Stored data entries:

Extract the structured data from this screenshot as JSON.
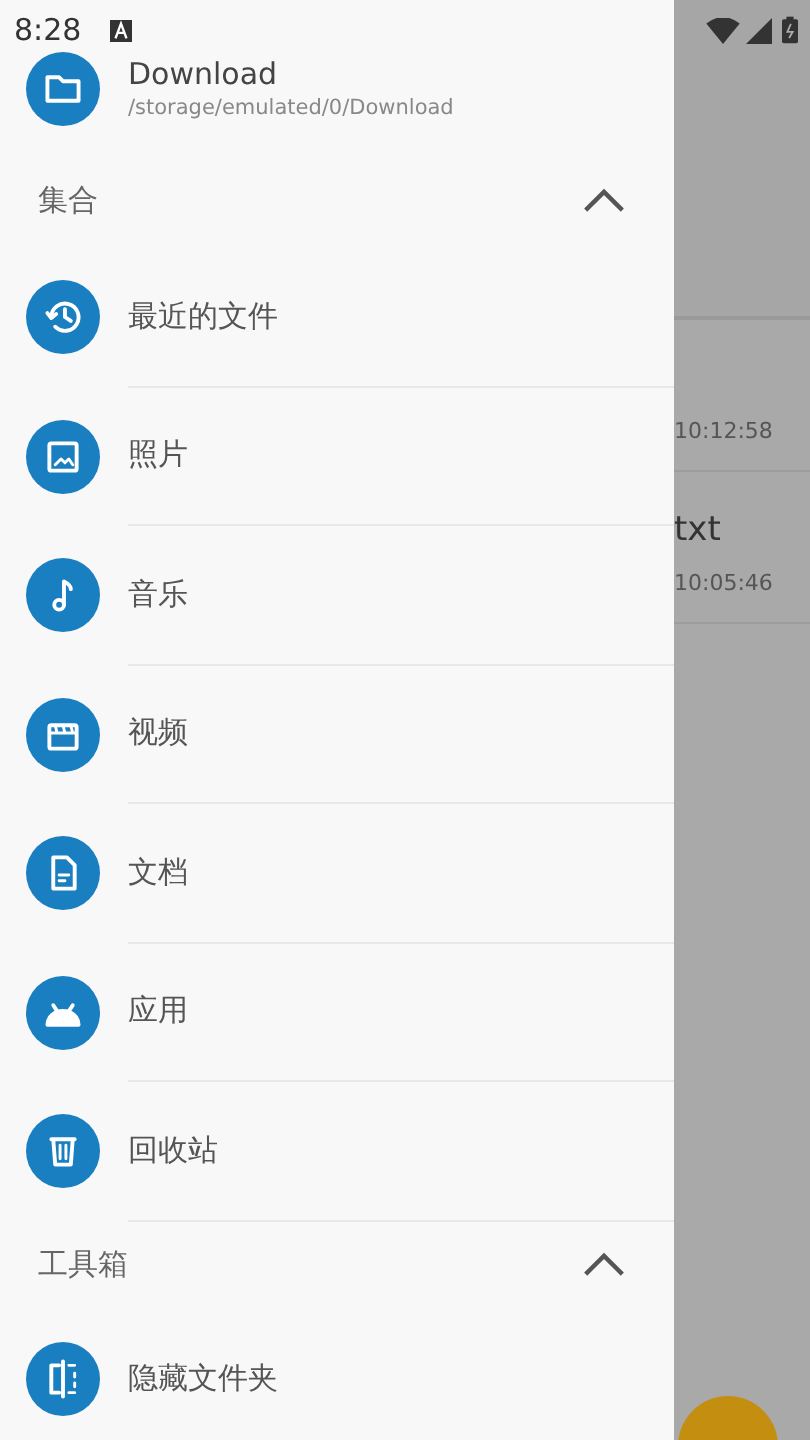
{
  "status_bar": {
    "time": "8:28"
  },
  "drawer": {
    "current_folder": {
      "name": "Download",
      "path": "/storage/emulated/0/Download"
    },
    "sections": [
      {
        "title": "集合",
        "expanded": true,
        "items": [
          {
            "label": "最近的文件",
            "kind": "recent"
          },
          {
            "label": "照片",
            "kind": "photo"
          },
          {
            "label": "音乐",
            "kind": "music"
          },
          {
            "label": "视频",
            "kind": "video"
          },
          {
            "label": "文档",
            "kind": "document"
          },
          {
            "label": "应用",
            "kind": "app"
          },
          {
            "label": "回收站",
            "kind": "trash"
          }
        ]
      },
      {
        "title": "工具箱",
        "expanded": true,
        "items": [
          {
            "label": "隐藏文件夹",
            "kind": "hidden"
          }
        ]
      }
    ]
  },
  "background": {
    "rows": [
      {
        "time": "10:12:58"
      },
      {
        "title": "txt",
        "time": "10:05:46"
      }
    ]
  }
}
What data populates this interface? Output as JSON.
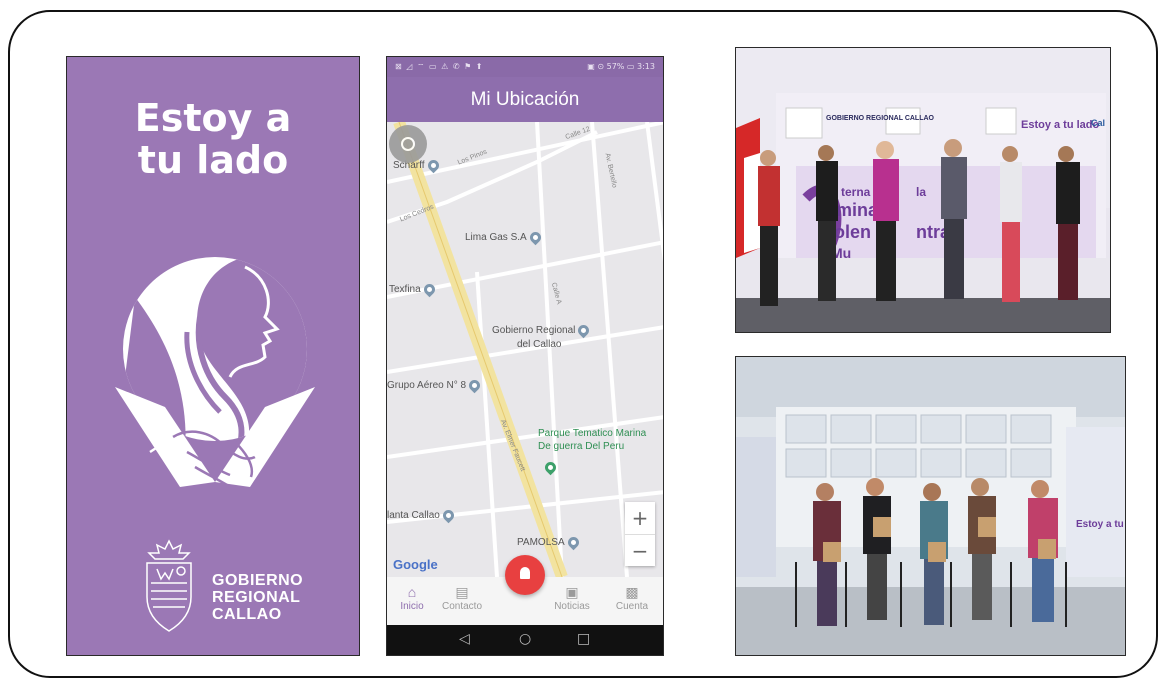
{
  "splash": {
    "title_line1": "Estoy a",
    "title_line2": "tu lado",
    "org_line1": "GOBIERNO",
    "org_line2": "REGIONAL",
    "org_line3": "CALLAO",
    "bg_color": "#9b78b5"
  },
  "phone": {
    "status_left": "⊠ ◿ ⌔ ▭ ⚠ ✆ ⚑ ⬆",
    "status_right": "▣ ⊙ 57% ▭ 3:13",
    "title": "Mi Ubicación",
    "map_labels": [
      "Scharff",
      "Lima Gas S.A",
      "Texfina",
      "Gobierno Regional",
      "del Callao",
      "Grupo Aéreo N° 8",
      "Parque Tematico Marina",
      "De guerra Del Peru",
      "lanta Callao",
      "PAMOLSA",
      "Los Cedros",
      "Los Pinos",
      "Av. Elmer Faucett",
      "Calle A",
      "Calle 12",
      "Av. Bertello"
    ],
    "google_label": "Google",
    "zoom_in": "+",
    "zoom_out": "−",
    "nav": [
      {
        "label": "Inicio",
        "icon": "home-icon"
      },
      {
        "label": "Contacto",
        "icon": "contact-icon"
      },
      {
        "label": "Noticias",
        "icon": "news-icon"
      },
      {
        "label": "Cuenta",
        "icon": "account-icon"
      }
    ],
    "accent_color": "#8e6ead",
    "alert_color": "#e84040"
  },
  "photo_top": {
    "banner_1": "GOBIERNO REGIONAL CALLAO",
    "banner_2": "Estoy a tu lado",
    "banner_text_1": "terna",
    "banner_text_2": "mina",
    "banner_text_3": "olen",
    "banner_text_4": "Mu",
    "banner_text_5": "la",
    "banner_text_6": "ntra",
    "banner_text_7": "Cal"
  },
  "photo_bottom": {
    "banner_2": "Estoy a tu lado"
  }
}
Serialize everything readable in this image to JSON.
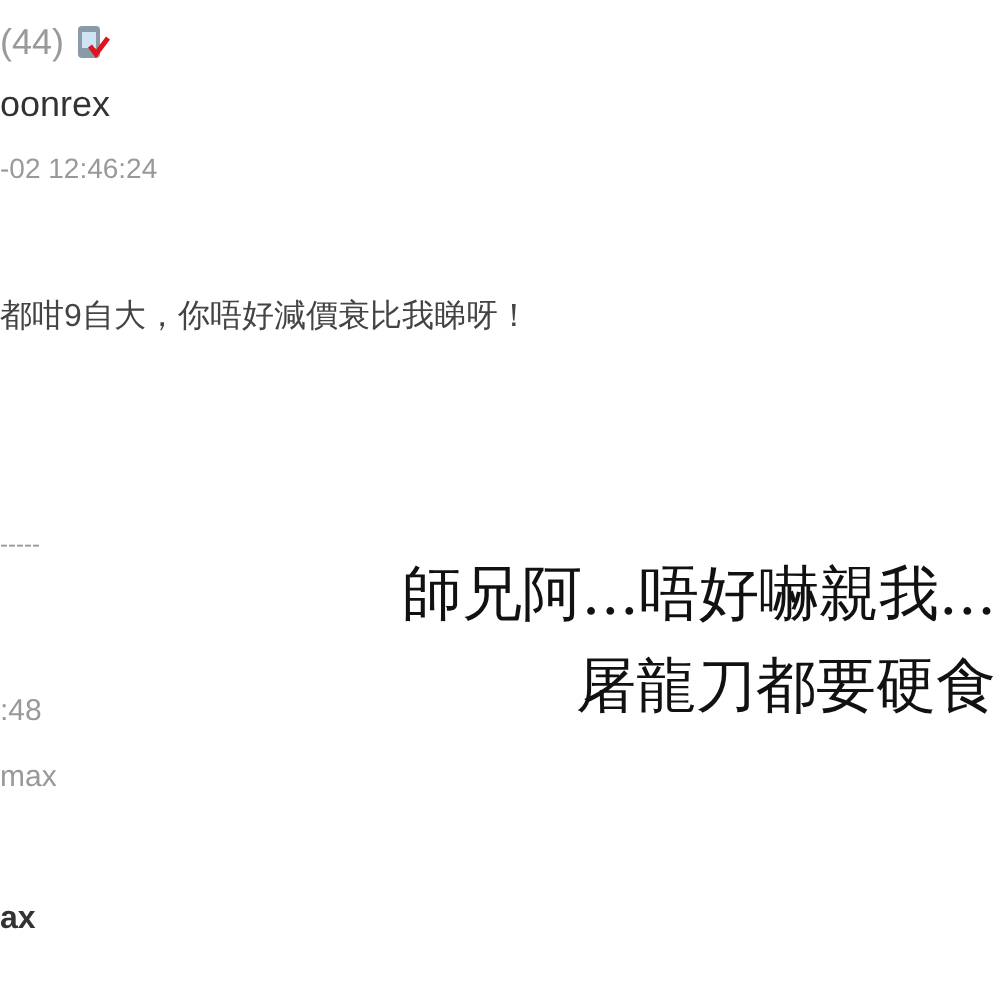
{
  "post_1": {
    "rank": "(44)",
    "username": "oonrex",
    "timestamp": "-02 12:46:24",
    "body": "都咁9自大，你唔好減價衰比我睇呀！"
  },
  "quote": {
    "separator": "-----",
    "time": ":48",
    "author": "max"
  },
  "image_caption": [
    "師兄阿...唔好嚇親我...",
    "屠龍刀都要硬食"
  ],
  "post_2": {
    "username": "ax"
  }
}
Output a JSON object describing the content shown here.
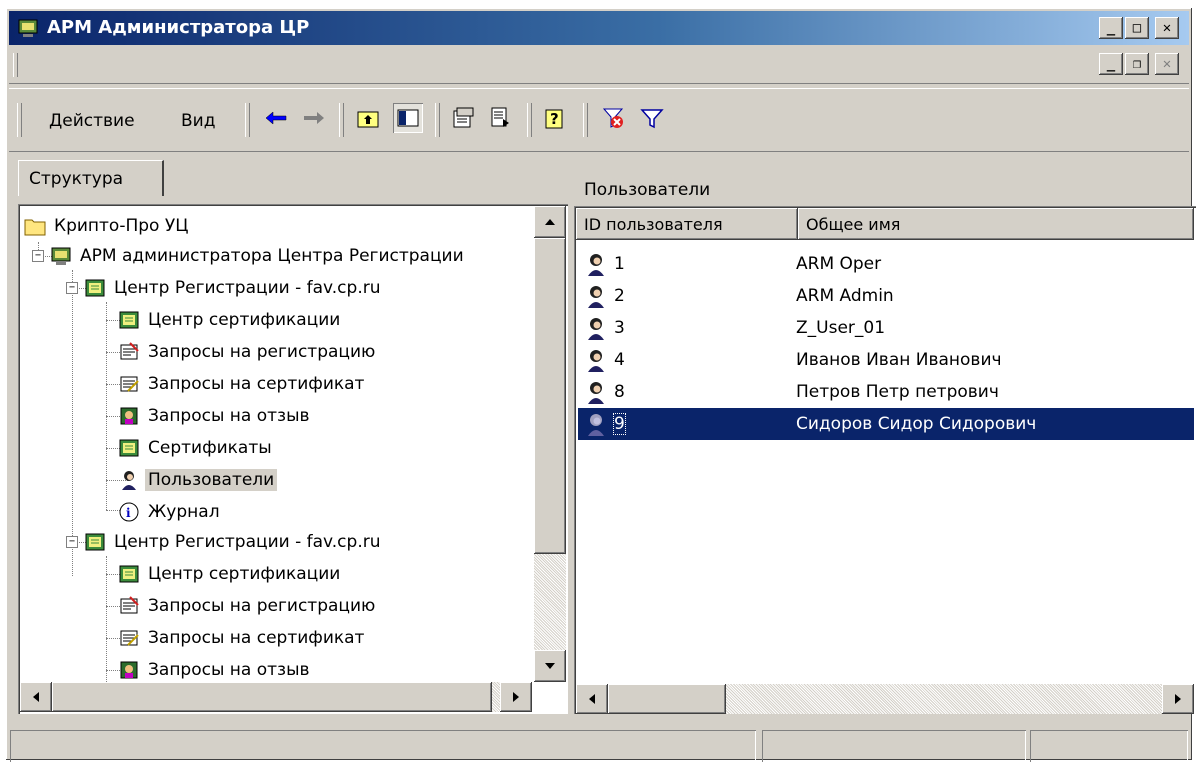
{
  "window": {
    "title": "АРМ Администратора ЦР"
  },
  "toolbar": {
    "menu_action": "Действие",
    "menu_view": "Вид"
  },
  "tabs": [
    {
      "label": "Структура"
    }
  ],
  "tree": [
    {
      "label": "Крипто-Про УЦ",
      "icon": "folder-icon"
    },
    {
      "label": "АРМ администратора Центра Регистрации",
      "icon": "computer-icon"
    },
    {
      "label": "Центр Регистрации - fav.cp.ru",
      "icon": "certificate-icon"
    },
    {
      "label": "Центр сертификации",
      "icon": "certificate-icon"
    },
    {
      "label": "Запросы на регистрацию",
      "icon": "request-icon"
    },
    {
      "label": "Запросы на сертификат",
      "icon": "request-icon"
    },
    {
      "label": "Запросы на отзыв",
      "icon": "revoke-icon"
    },
    {
      "label": "Сертификаты",
      "icon": "certificate-icon"
    },
    {
      "label": "Пользователи",
      "icon": "user-icon",
      "selected": true
    },
    {
      "label": "Журнал",
      "icon": "log-icon"
    },
    {
      "label": "Центр Регистрации - fav.cp.ru",
      "icon": "certificate-icon"
    },
    {
      "label": "Центр сертификации",
      "icon": "certificate-icon"
    },
    {
      "label": "Запросы на регистрацию",
      "icon": "request-icon"
    },
    {
      "label": "Запросы на сертификат",
      "icon": "request-icon"
    },
    {
      "label": "Запросы на отзыв",
      "icon": "revoke-icon"
    }
  ],
  "right": {
    "header": "Пользователи",
    "columns": [
      "ID пользователя",
      "Общее имя"
    ],
    "rows": [
      {
        "id": "1",
        "name": "ARM Oper"
      },
      {
        "id": "2",
        "name": "ARM Admin"
      },
      {
        "id": "3",
        "name": "Z_User_01"
      },
      {
        "id": "4",
        "name": "Иванов Иван Иванович"
      },
      {
        "id": "8",
        "name": "Петров Петр петрович"
      },
      {
        "id": "9",
        "name": "Сидоров Сидор Сидорович",
        "selected": true
      }
    ]
  },
  "colors": {
    "titlebar": "#0a246a",
    "selection": "#0a246a",
    "face": "#d4d0c8"
  }
}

What is expected:
Copy out the entries verbatim and leave the images out.

Task output:
Extract the structured data from this screenshot as JSON.
{
  "status_bar": {
    "time": "8:28"
  },
  "drawer": {
    "current_folder": {
      "name": "Download",
      "path": "/storage/emulated/0/Download"
    },
    "sections": [
      {
        "title": "集合",
        "expanded": true,
        "items": [
          {
            "label": "最近的文件",
            "kind": "recent"
          },
          {
            "label": "照片",
            "kind": "photo"
          },
          {
            "label": "音乐",
            "kind": "music"
          },
          {
            "label": "视频",
            "kind": "video"
          },
          {
            "label": "文档",
            "kind": "document"
          },
          {
            "label": "应用",
            "kind": "app"
          },
          {
            "label": "回收站",
            "kind": "trash"
          }
        ]
      },
      {
        "title": "工具箱",
        "expanded": true,
        "items": [
          {
            "label": "隐藏文件夹",
            "kind": "hidden"
          }
        ]
      }
    ]
  },
  "background": {
    "rows": [
      {
        "time": "10:12:58"
      },
      {
        "title": "txt",
        "time": "10:05:46"
      }
    ]
  }
}
What data populates this interface? Output as JSON.
{
  "splash": {
    "title_line1": "Estoy a",
    "title_line2": "tu lado",
    "org_line1": "GOBIERNO",
    "org_line2": "REGIONAL",
    "org_line3": "CALLAO",
    "bg_color": "#9b78b5"
  },
  "phone": {
    "status_left": "⊠ ◿ ⌔ ▭ ⚠ ✆ ⚑ ⬆",
    "status_right": "▣ ⊙ 57% ▭ 3:13",
    "title": "Mi Ubicación",
    "map_labels": [
      "Scharff",
      "Lima Gas S.A",
      "Texfina",
      "Gobierno Regional",
      "del Callao",
      "Grupo Aéreo N° 8",
      "Parque Tematico Marina",
      "De guerra Del Peru",
      "lanta Callao",
      "PAMOLSA",
      "Los Cedros",
      "Los Pinos",
      "Av. Elmer Faucett",
      "Calle A",
      "Calle 12",
      "Av. Bertello"
    ],
    "google_label": "Google",
    "zoom_in": "+",
    "zoom_out": "−",
    "nav": [
      {
        "label": "Inicio",
        "icon": "home-icon"
      },
      {
        "label": "Contacto",
        "icon": "contact-icon"
      },
      {
        "label": "Noticias",
        "icon": "news-icon"
      },
      {
        "label": "Cuenta",
        "icon": "account-icon"
      }
    ],
    "accent_color": "#8e6ead",
    "alert_color": "#e84040"
  },
  "photo_top": {
    "banner_1": "GOBIERNO REGIONAL CALLAO",
    "banner_2": "Estoy a tu lado",
    "banner_text_1": "terna",
    "banner_text_2": "mina",
    "banner_text_3": "olen",
    "banner_text_4": "Mu",
    "banner_text_5": "la",
    "banner_text_6": "ntra",
    "banner_text_7": "Cal"
  },
  "photo_bottom": {
    "banner_2": "Estoy a tu lado"
  }
}
Serialize everything readable in this image to JSON.
{
  "post_1": {
    "rank": "(44)",
    "username": "oonrex",
    "timestamp": "-02 12:46:24",
    "body": "都咁9自大，你唔好減價衰比我睇呀！"
  },
  "quote": {
    "separator": "-----",
    "time": ":48",
    "author": "max"
  },
  "image_caption": [
    "師兄阿...唔好嚇親我...",
    "屠龍刀都要硬食"
  ],
  "post_2": {
    "username": "ax"
  }
}
Output a JSON object describing the content shown here.
{
  "window": {
    "title": "АРМ Администратора ЦР"
  },
  "toolbar": {
    "menu_action": "Действие",
    "menu_view": "Вид"
  },
  "tabs": [
    {
      "label": "Структура"
    }
  ],
  "tree": [
    {
      "label": "Крипто-Про УЦ",
      "icon": "folder-icon"
    },
    {
      "label": "АРМ администратора Центра Регистрации",
      "icon": "computer-icon"
    },
    {
      "label": "Центр Регистрации - fav.cp.ru",
      "icon": "certificate-icon"
    },
    {
      "label": "Центр сертификации",
      "icon": "certificate-icon"
    },
    {
      "label": "Запросы на регистрацию",
      "icon": "request-icon"
    },
    {
      "label": "Запросы на сертификат",
      "icon": "request-icon"
    },
    {
      "label": "Запросы на отзыв",
      "icon": "revoke-icon"
    },
    {
      "label": "Сертификаты",
      "icon": "certificate-icon"
    },
    {
      "label": "Пользователи",
      "icon": "user-icon",
      "selected": true
    },
    {
      "label": "Журнал",
      "icon": "log-icon"
    },
    {
      "label": "Центр Регистрации - fav.cp.ru",
      "icon": "certificate-icon"
    },
    {
      "label": "Центр сертификации",
      "icon": "certificate-icon"
    },
    {
      "label": "Запросы на регистрацию",
      "icon": "request-icon"
    },
    {
      "label": "Запросы на сертификат",
      "icon": "request-icon"
    },
    {
      "label": "Запросы на отзыв",
      "icon": "revoke-icon"
    }
  ],
  "right": {
    "header": "Пользователи",
    "columns": [
      "ID пользователя",
      "Общее имя"
    ],
    "rows": [
      {
        "id": "1",
        "name": "ARM Oper"
      },
      {
        "id": "2",
        "name": "ARM Admin"
      },
      {
        "id": "3",
        "name": "Z_User_01"
      },
      {
        "id": "4",
        "name": "Иванов Иван Иванович"
      },
      {
        "id": "8",
        "name": "Петров Петр петрович"
      },
      {
        "id": "9",
        "name": "Сидоров Сидор Сидорович",
        "selected": true
      }
    ]
  },
  "colors": {
    "titlebar": "#0a246a",
    "selection": "#0a246a",
    "face": "#d4d0c8"
  }
}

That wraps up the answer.